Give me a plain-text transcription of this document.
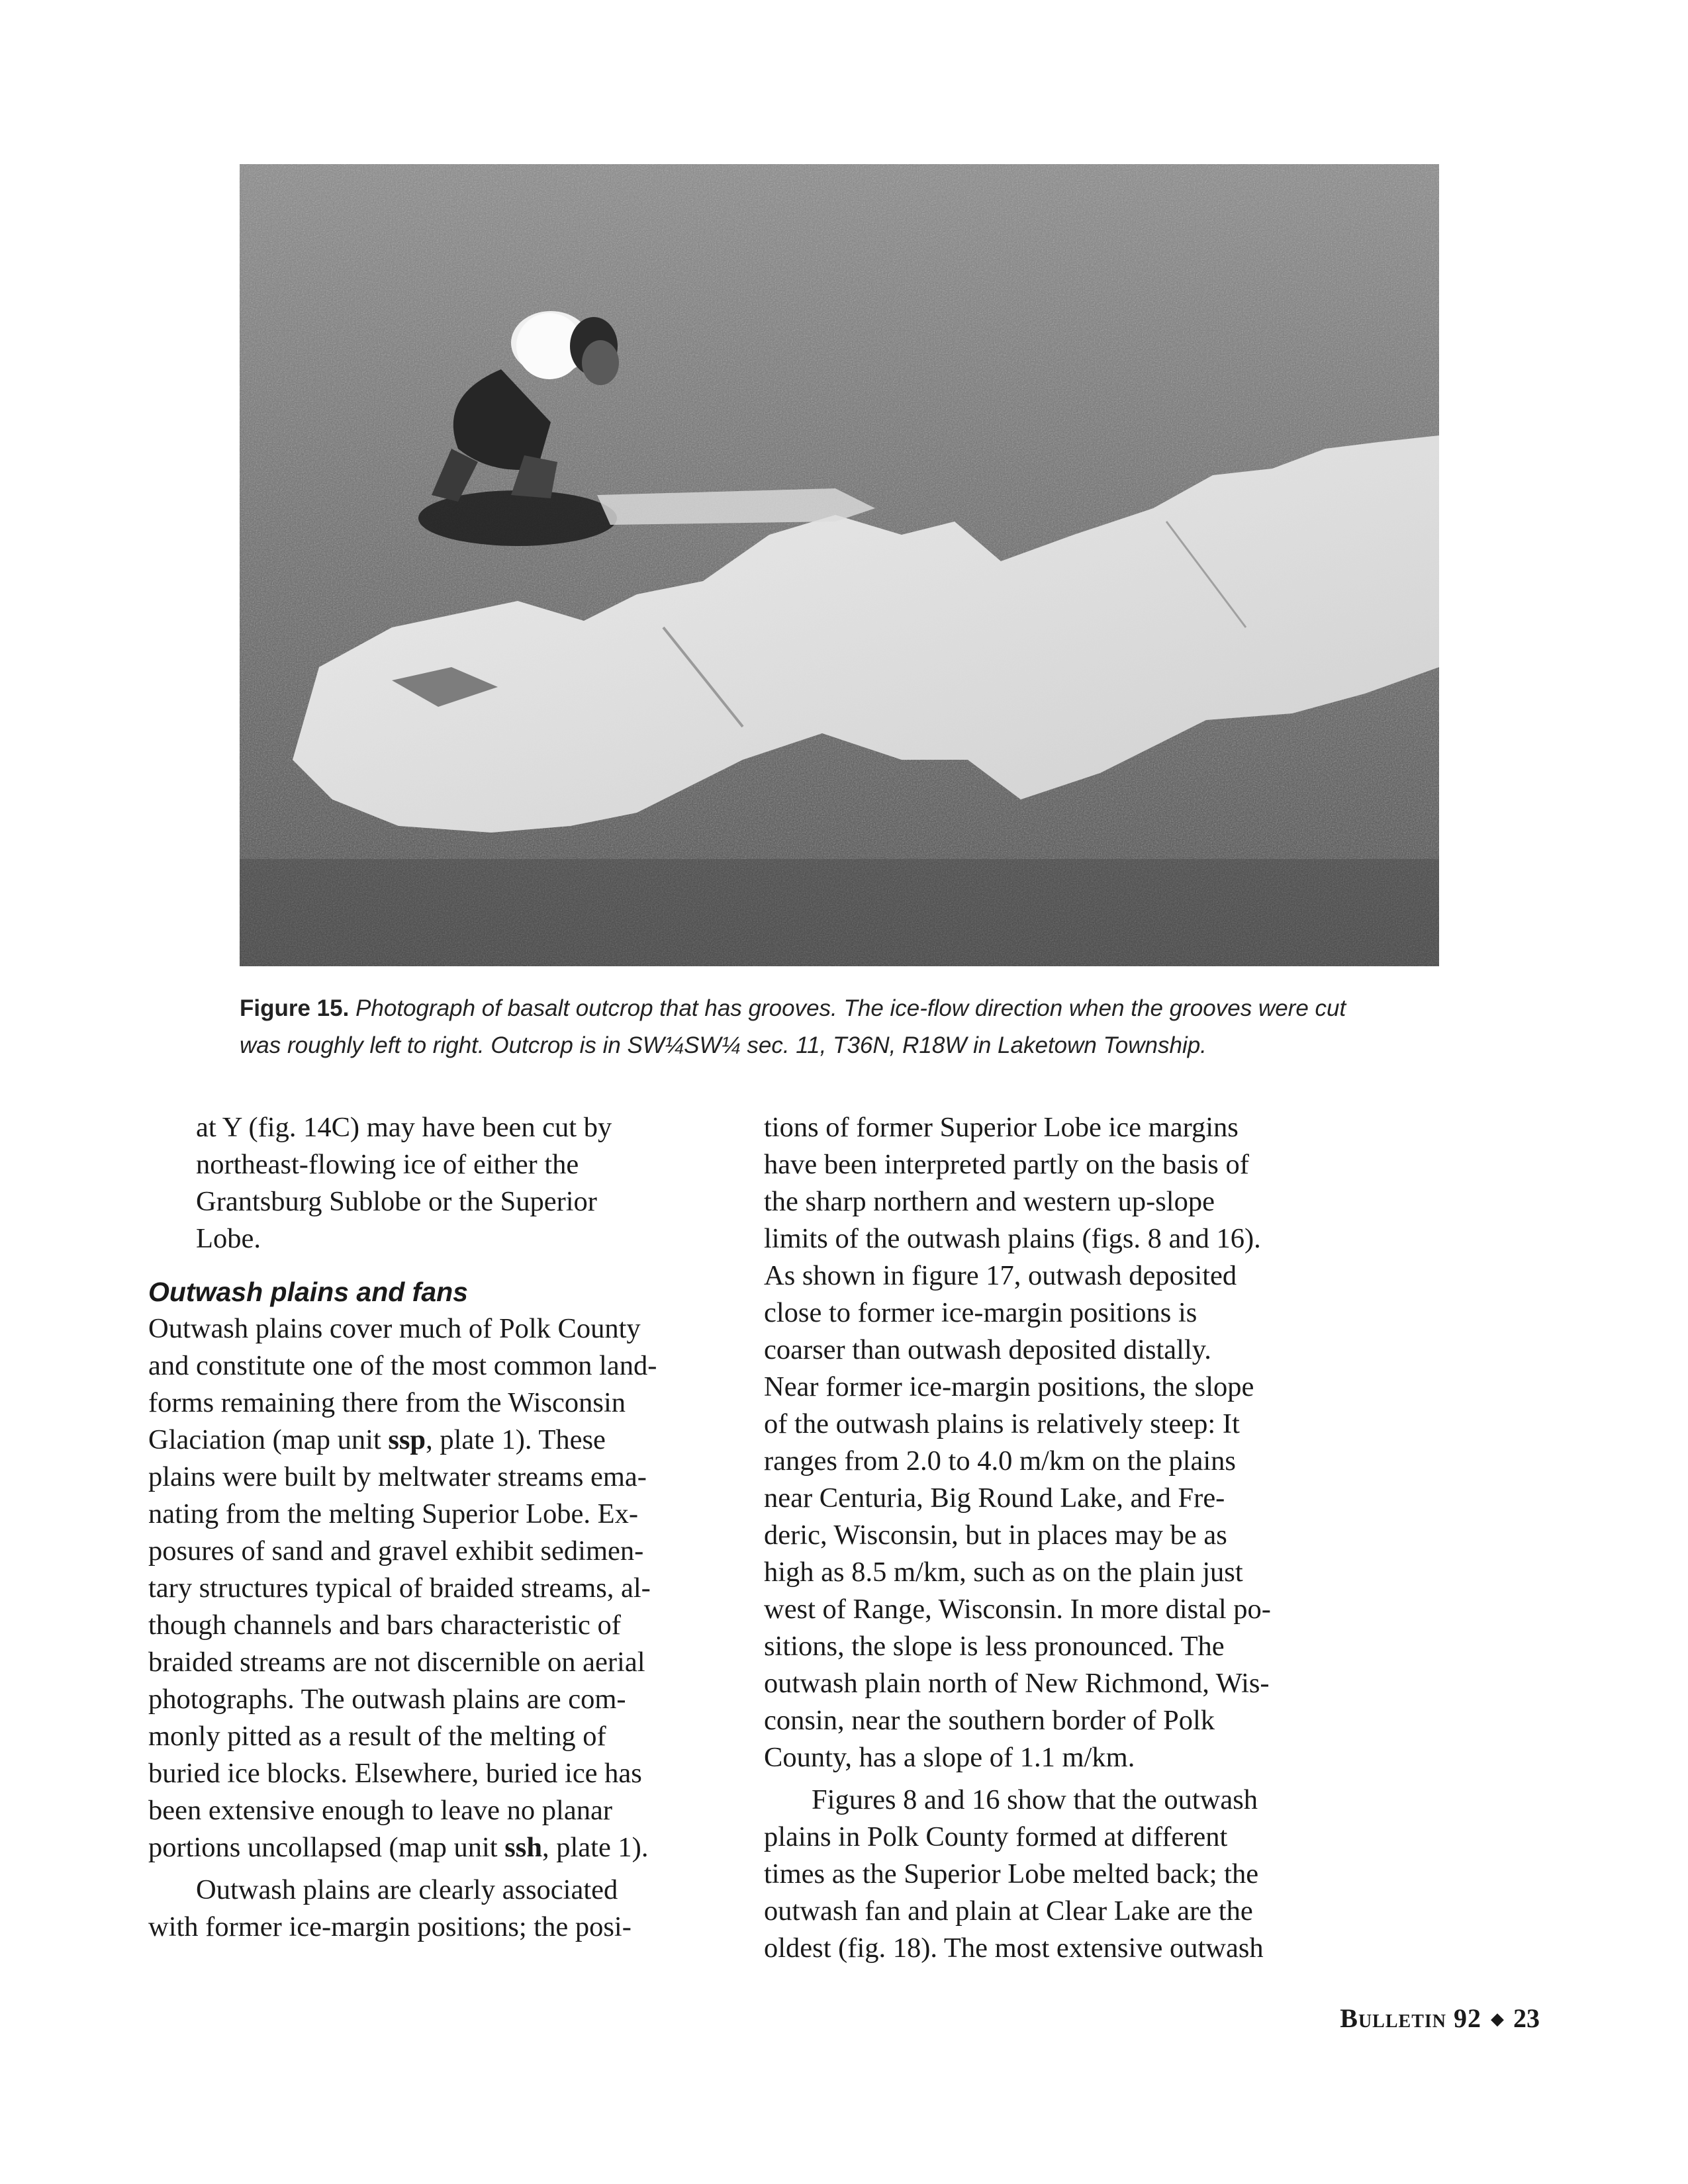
Figure 15. Photograph of basalt outcrop that has grooves. The ice-flow direction when the grooves were cut
was roughly left to right. Outcrop is in SW¼SW¼ sec. 11, T36N, R18W in Laketown Township.

at Y (fig. 14C) may have been cut by
northeast-flowing ice of either the
Grantsburg Sublobe or the Superior
Lobe.

Outwash plains and fans

Outwash plains cover much of Polk County
and constitute one of the most common land-
forms remaining there from the Wisconsin
Glaciation (map unit ssp, plate 1). These
plains were built by meltwater streams ema-
nating from the melting Superior Lobe. Ex-
posures of sand and gravel exhibit sedimen-
tary structures typical of braided streams, al-
though channels and bars characteristic of
braided streams are not discernible on aerial
photographs. The outwash plains are com-
monly pitted as a result of the melting of
buried ice blocks. Elsewhere, buried ice has
been extensive enough to leave no planar
portions uncollapsed (map unit ssh, plate 1).

Outwash plains are clearly associated
with former ice-margin positions; the posi-

tions of former Superior Lobe ice margins
have been interpreted partly on the basis of
the sharp northern and western up-slope
limits of the outwash plains (figs. 8 and 16).
As shown in figure 17, outwash deposited
close to former ice-margin positions is
coarser than outwash deposited distally.
Near former ice-margin positions, the slope
of the outwash plains is relatively steep: It
ranges from 2.0 to 4.0 m/km on the plains
near Centuria, Big Round Lake, and Fre-
deric, Wisconsin, but in places may be as
high as 8.5 m/km, such as on the plain just
west of Range, Wisconsin. In more distal po-
sitions, the slope is less pronounced. The
outwash plain north of New Richmond, Wis-
consin, near the southern border of Polk
County, has a slope of 1.1 m/km.

Figures 8 and 16 show that the outwash
plains in Polk County formed at different
times as the Superior Lobe melted back; the
outwash fan and plain at Clear Lake are the
oldest (fig. 18). The most extensive outwash

Bulletin 92 ◆ 23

▬▬▬

§ Task to complete
Compute the number of lines above that contain the string "been". Reply with that value only.

§ Exercise answer
3